__What you will do__
Format every line of the items below as a Markdown table with the columns "Row" and "Line", numbering the rows and leaving out blank lines and pictures.

◇ ◇ ◇

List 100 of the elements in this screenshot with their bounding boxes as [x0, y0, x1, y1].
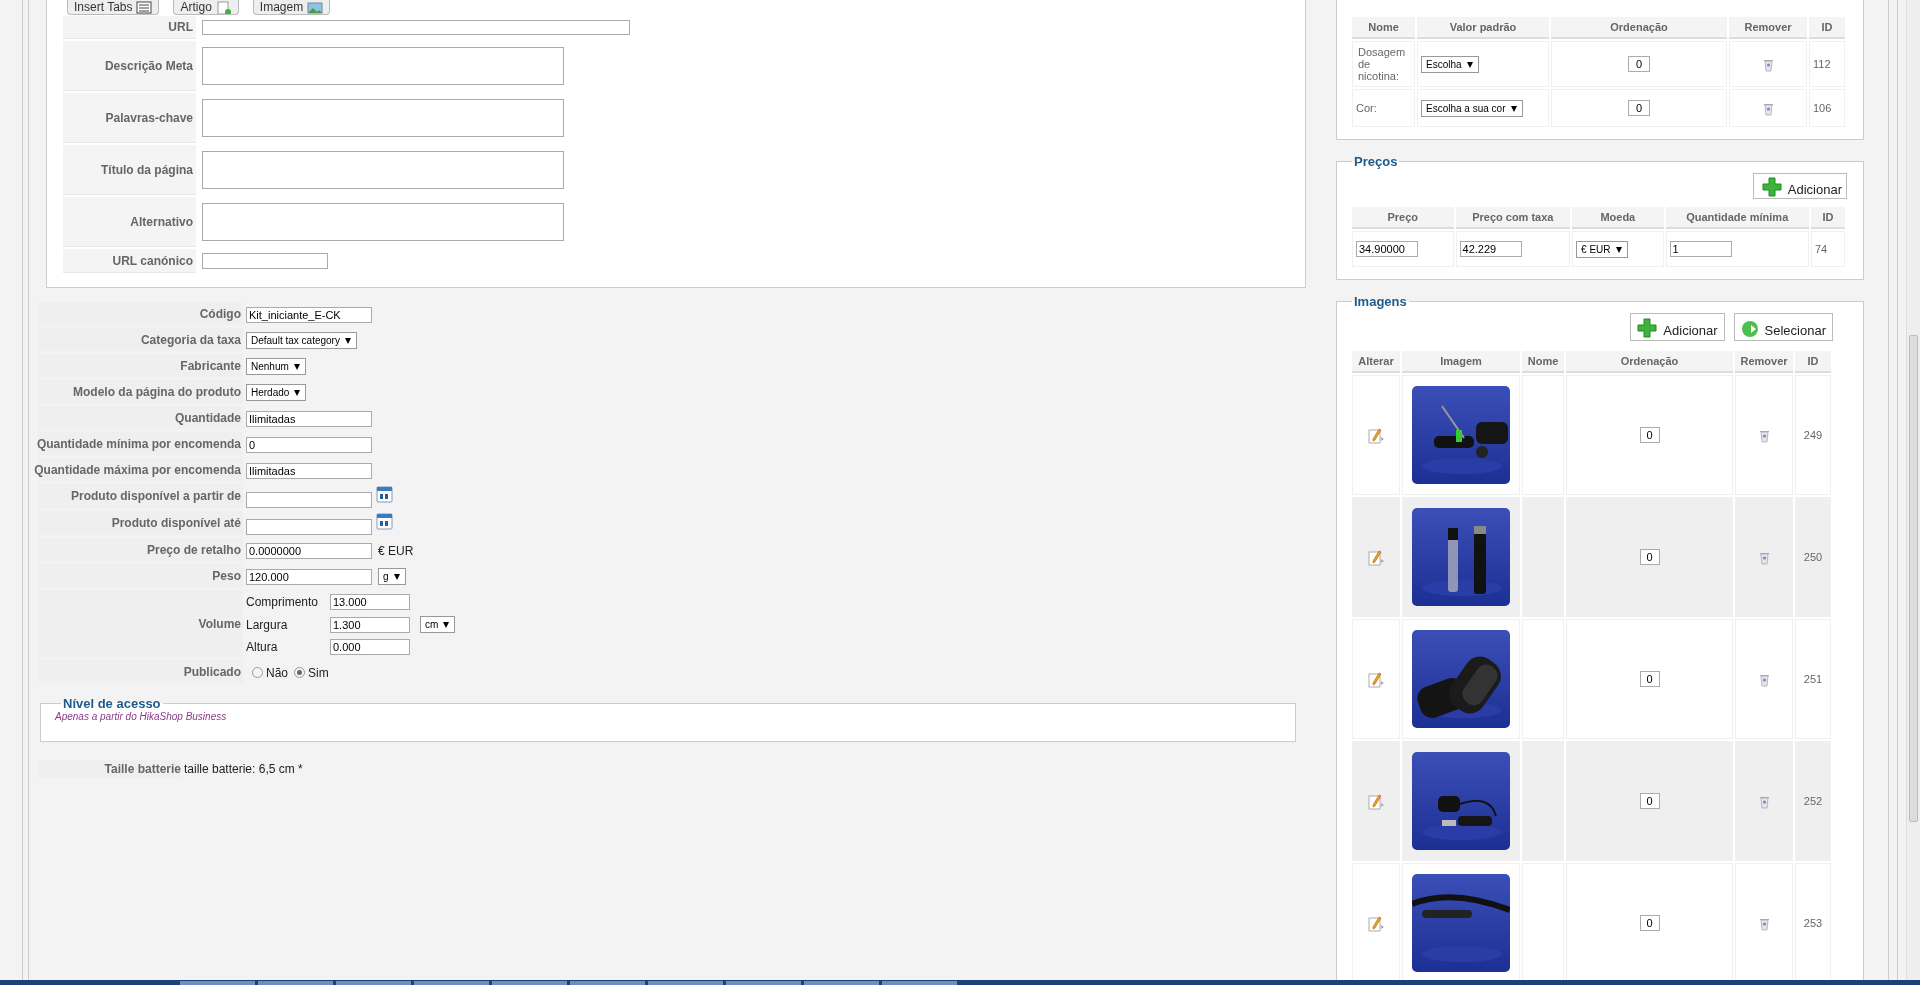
field-label: Produto disponível até: [38, 511, 243, 538]
column-header: Ordenação: [1566, 351, 1733, 373]
radio-label: Sim: [308, 665, 329, 680]
add-button[interactable]: Adicionar: [1630, 313, 1725, 341]
text-field[interactable]: 0: [246, 436, 372, 453]
table-cell: 74: [1810, 231, 1845, 267]
edit-icon[interactable]: [1367, 914, 1385, 932]
field-label: URL canónico: [63, 249, 196, 273]
column-header: ID: [1809, 17, 1845, 39]
panel-title: Imagens: [1353, 294, 1408, 309]
editor-button[interactable]: Artigo: [173, 0, 239, 15]
order-field[interactable]: 0: [1639, 793, 1660, 809]
text-field[interactable]: 1.300: [330, 616, 410, 633]
date-field[interactable]: [246, 519, 372, 535]
editor-button[interactable]: Imagem: [252, 0, 331, 15]
text-field[interactable]: 1: [1669, 241, 1732, 257]
add-button[interactable]: Adicionar: [1752, 173, 1847, 199]
field-label: Peso: [38, 564, 243, 590]
column-header: Nome: [1352, 17, 1415, 39]
field-label: Descrição Meta: [63, 41, 196, 91]
dropdown[interactable]: Default tax category: [246, 332, 357, 349]
edit-icon[interactable]: [1367, 426, 1385, 444]
text-field[interactable]: 0.0000000: [246, 542, 372, 559]
table-cell: 252: [1795, 741, 1831, 861]
column-header: Nome: [1522, 351, 1564, 373]
dimension-label: Largura: [246, 617, 289, 632]
plus-icon: [1761, 177, 1782, 197]
column-header: Preço com taxa: [1455, 207, 1571, 229]
text-field[interactable]: Ilimitadas: [246, 410, 372, 427]
date-field[interactable]: [246, 492, 372, 508]
field-label: URL: [63, 16, 196, 39]
field-label: Quantidade: [38, 406, 243, 432]
field-label: Quantidade mínima por encomenda: [38, 432, 243, 458]
field-label: Alternativo: [63, 197, 196, 247]
panel-title: Preços: [1353, 154, 1399, 169]
editor-button[interactable]: Insert Tabs: [67, 0, 160, 15]
field-label: Preço de retalho: [38, 538, 243, 564]
field-label: Produto disponível a partir de: [38, 484, 243, 511]
field-label: Título da página: [63, 145, 196, 195]
dropdown[interactable]: Escolha a sua cor: [1421, 99, 1523, 117]
column-header: ID: [1810, 207, 1845, 229]
scrollbar[interactable]: [1906, 0, 1920, 980]
order-field[interactable]: 0: [1628, 100, 1650, 116]
field-label: Palavras-chave: [63, 93, 196, 143]
calendar-icon[interactable]: [376, 486, 393, 503]
text-area[interactable]: [202, 47, 564, 85]
unit-dropdown[interactable]: g: [378, 568, 406, 585]
dropdown[interactable]: Escolha: [1421, 55, 1479, 73]
edit-icon[interactable]: [1367, 792, 1385, 810]
text-area[interactable]: [202, 151, 564, 189]
table-cell: Dosagem de nicotina:: [1352, 41, 1415, 87]
image-icon: [307, 0, 324, 14]
table-cell: 250: [1795, 497, 1831, 617]
currency-dropdown[interactable]: € EUR: [1576, 240, 1628, 258]
table-cell: 106: [1809, 89, 1845, 127]
dropdown[interactable]: Nenhum: [246, 358, 306, 375]
column-header: Ordenação: [1551, 17, 1727, 39]
dropdown[interactable]: Herdado: [246, 384, 307, 401]
radio-label: Não: [266, 665, 288, 680]
text-field[interactable]: 0.000: [330, 639, 410, 655]
plus-icon: [1637, 318, 1658, 338]
field-label: Publicado: [38, 660, 243, 686]
text-area[interactable]: [202, 203, 564, 241]
order-field[interactable]: 0: [1639, 549, 1660, 565]
text-field[interactable]: [202, 253, 328, 269]
info-note: Apenas a partir do HikaShop Business: [55, 711, 228, 722]
text-field[interactable]: Kit_iniciante_E-CK: [246, 306, 372, 323]
table-cell: 251: [1795, 619, 1831, 739]
table-cell: Cor:: [1352, 89, 1415, 127]
edit-icon[interactable]: [1367, 548, 1385, 566]
text-field[interactable]: [202, 20, 630, 35]
field-label: Volume: [38, 590, 243, 660]
order-field[interactable]: 0: [1639, 915, 1660, 931]
field-label: Taille batterie: [38, 760, 181, 778]
table-cell: 249: [1795, 375, 1831, 495]
text-area[interactable]: [202, 99, 564, 137]
field-label: Modelo da página do produto: [38, 380, 243, 406]
column-header: Quantidade mínima: [1665, 207, 1809, 229]
unit-dropdown[interactable]: cm: [420, 616, 456, 633]
currency-label: € EUR: [378, 543, 414, 558]
column-header: Preço: [1352, 207, 1454, 229]
taskbar[interactable]: [0, 980, 1920, 985]
text-field[interactable]: 120.000: [246, 568, 372, 585]
column-header: ID: [1795, 351, 1831, 373]
radio-button[interactable]: [294, 667, 305, 678]
text-field[interactable]: 42.229: [1459, 241, 1522, 257]
field-value: taille batterie: 6,5 cm *: [184, 762, 303, 776]
text-field[interactable]: 34.90000: [1356, 241, 1418, 257]
radio-button[interactable]: [252, 667, 263, 678]
text-field[interactable]: 13.000: [330, 594, 410, 610]
order-field[interactable]: 0: [1639, 427, 1660, 443]
dimension-label: Altura: [246, 640, 279, 654]
text-field[interactable]: Ilimitadas: [246, 462, 372, 479]
order-field[interactable]: 0: [1628, 56, 1650, 72]
select-button[interactable]: Selecionar: [1733, 313, 1833, 341]
calendar-icon[interactable]: [376, 513, 393, 530]
edit-icon[interactable]: [1367, 670, 1385, 688]
dimension-label: Comprimento: [246, 595, 320, 609]
order-field[interactable]: 0: [1639, 671, 1660, 687]
column-header: Alterar: [1352, 351, 1400, 373]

◇ ◇ ◇

__Answer to the task__
| Row | Line |
|---|---|
| 1 | List 100 of the elements in this screenshot with their bounding boxes as [x0, y0, x1, y1]. |
| 2 | field-label: Produto disponível até: [38, 511, 243, 538] |
| 3 | column-header: Ordenação: [1566, 351, 1733, 373] |
| 4 | radio-label: Sim: [308, 665, 329, 680] |
| 5 | add-button[interactable]: Adicionar: [1630, 313, 1725, 341] |
| 6 | text-field[interactable]: 0: [246, 436, 372, 453] |
| 7 | table-cell: 74: [1810, 231, 1845, 267] |
| 8 | edit-icon[interactable]: [1367, 914, 1385, 932] |
| 9 | field-label: URL canónico: [63, 249, 196, 273] |
| 10 | column-header: ID: [1809, 17, 1845, 39] |
| 11 | panel-title: Imagens: [1353, 294, 1408, 309] |
| 12 | editor-button[interactable]: Artigo: [173, 0, 239, 15] |
| 13 | order-field[interactable]: 0: [1639, 793, 1660, 809] |
| 14 | text-field[interactable]: 1.300: [330, 616, 410, 633] |
| 15 | date-field[interactable]: [246, 519, 372, 535] |
| 16 | editor-button[interactable]: Imagem: [252, 0, 331, 15] |
| 17 | text-field[interactable]: 1: [1669, 241, 1732, 257] |
| 18 | add-button[interactable]: Adicionar: [1752, 173, 1847, 199] |
| 19 | field-label: Peso: [38, 564, 243, 590] |
| 20 | column-header: Nome: [1352, 17, 1415, 39] |
| 21 | field-label: Descrição Meta: [63, 41, 196, 91] |
| 22 | dropdown[interactable]: Default tax category: [246, 332, 357, 349] |
| 23 | edit-icon[interactable]: [1367, 426, 1385, 444] |
| 24 | text-field[interactable]: 0.0000000: [246, 542, 372, 559] |
| 25 | table-cell: 252: [1795, 741, 1831, 861] |
| 26 | column-header: Nome: [1522, 351, 1564, 373] |
| 27 | dimension-label: Largura: [246, 617, 289, 632] |
| 28 | plus-icon: [1761, 177, 1782, 197] |
| 29 | column-header: Preço com taxa: [1455, 207, 1571, 229] |
| 30 | text-field[interactable]: Ilimitadas: [246, 410, 372, 427] |
| 31 | date-field[interactable]: [246, 492, 372, 508] |
| 32 | field-label: URL: [63, 16, 196, 39] |
| 33 | field-label: Quantidade: [38, 406, 243, 432] |
| 34 | field-label: Quantidade mínima por encomenda: [38, 432, 243, 458] |
| 35 | field-label: Alternativo: [63, 197, 196, 247] |
| 36 | panel-title: Preços: [1353, 154, 1399, 169] |
| 37 | editor-button[interactable]: Insert Tabs: [67, 0, 160, 15] |
| 38 | field-label: Preço de retalho: [38, 538, 243, 564] |
| 39 | field-label: Produto disponível a partir de: [38, 484, 243, 511] |
| 40 | field-label: Título da página: [63, 145, 196, 195] |
| 41 | dropdown[interactable]: Escolha a sua cor: [1421, 99, 1523, 117] |
| 42 | column-header: ID: [1810, 207, 1845, 229] |
| 43 | scrollbar[interactable]: [1906, 0, 1920, 980] |
| 44 | order-field[interactable]: 0: [1628, 100, 1650, 116] |
| 45 | field-label: Palavras-chave: [63, 93, 196, 143] |
| 46 | calendar-icon[interactable]: [376, 486, 393, 503] |
| 47 | text-area[interactable]: [202, 47, 564, 85] |
| 48 | unit-dropdown[interactable]: g: [378, 568, 406, 585] |
| 49 | dropdown[interactable]: Escolha: [1421, 55, 1479, 73] |
| 50 | edit-icon[interactable]: [1367, 792, 1385, 810] |
| 51 | text-area[interactable]: [202, 151, 564, 189] |
| 52 | table-cell: Dosagem de nicotina:: [1352, 41, 1415, 87] |
| 53 | image-icon: [307, 0, 324, 14] |
| 54 | table-cell: 250: [1795, 497, 1831, 617] |
| 55 | currency-dropdown[interactable]: € EUR: [1576, 240, 1628, 258] |
| 56 | table-cell: 106: [1809, 89, 1845, 127] |
| 57 | dropdown[interactable]: Nenhum: [246, 358, 306, 375] |
| 58 | column-header: Ordenação: [1551, 17, 1727, 39] |
| 59 | dropdown[interactable]: Herdado: [246, 384, 307, 401] |
| 60 | radio-label: Não: [266, 665, 288, 680] |
| 61 | text-field[interactable]: 0.000: [330, 639, 410, 655] |
| 62 | plus-icon: [1637, 318, 1658, 338] |
| 63 | field-label: Publicado: [38, 660, 243, 686] |
| 64 | text-area[interactable]: [202, 203, 564, 241] |
| 65 | order-field[interactable]: 0: [1639, 549, 1660, 565] |
| 66 | text-field[interactable]: [202, 253, 328, 269] |
| 67 | info-note: Apenas a partir do HikaShop Business: [55, 711, 228, 722] |
| 68 | text-field[interactable]: Kit_iniciante_E-CK: [246, 306, 372, 323] |
| 69 | table-cell: 251: [1795, 619, 1831, 739] |
| 70 | table-cell: Cor:: [1352, 89, 1415, 127] |
| 71 | edit-icon[interactable]: [1367, 548, 1385, 566] |
| 72 | text-field[interactable]: [202, 20, 630, 35] |
| 73 | field-label: Volume: [38, 590, 243, 660] |
| 74 | order-field[interactable]: 0: [1639, 915, 1660, 931] |
| 75 | field-label: Taille batterie: [38, 760, 181, 778] |
| 76 | table-cell: 249: [1795, 375, 1831, 495] |
| 77 | text-area[interactable]: [202, 99, 564, 137] |
| 78 | field-label: Modelo da página do produto: [38, 380, 243, 406] |
| 79 | column-header: Quantidade mínima: [1665, 207, 1809, 229] |
| 80 | unit-dropdown[interactable]: cm: [420, 616, 456, 633] |
| 81 | currency-label: € EUR: [378, 543, 414, 558] |
| 82 | column-header: Preço: [1352, 207, 1454, 229] |
| 83 | taskbar[interactable]: [0, 980, 1920, 985] |
| 84 | text-field[interactable]: 120.000: [246, 568, 372, 585] |
| 85 | column-header: ID: [1795, 351, 1831, 373] |
| 86 | radio-button[interactable]: [294, 667, 305, 678] |
| 87 | text-field[interactable]: 42.229: [1459, 241, 1522, 257] |
| 88 | field-value: taille batterie: 6,5 cm *: [184, 762, 303, 776] |
| 89 | text-field[interactable]: 34.90000: [1356, 241, 1418, 257] |
| 90 | radio-button[interactable]: [252, 667, 263, 678] |
| 91 | text-field[interactable]: 13.000: [330, 594, 410, 610] |
| 92 | order-field[interactable]: 0: [1639, 427, 1660, 443] |
| 93 | dimension-label: Altura: [246, 640, 279, 654] |
| 94 | text-field[interactable]: Ilimitadas: [246, 462, 372, 479] |
| 95 | order-field[interactable]: 0: [1628, 56, 1650, 72] |
| 96 | select-button[interactable]: Selecionar: [1733, 313, 1833, 341] |
| 97 | calendar-icon[interactable]: [376, 513, 393, 530] |
| 98 | edit-icon[interactable]: [1367, 670, 1385, 688] |
| 99 | dimension-label: Comprimento: [246, 595, 320, 609] |
| 100 | order-field[interactable]: 0: [1639, 671, 1660, 687] |
| 101 | column-header: Alterar: [1352, 351, 1400, 373] |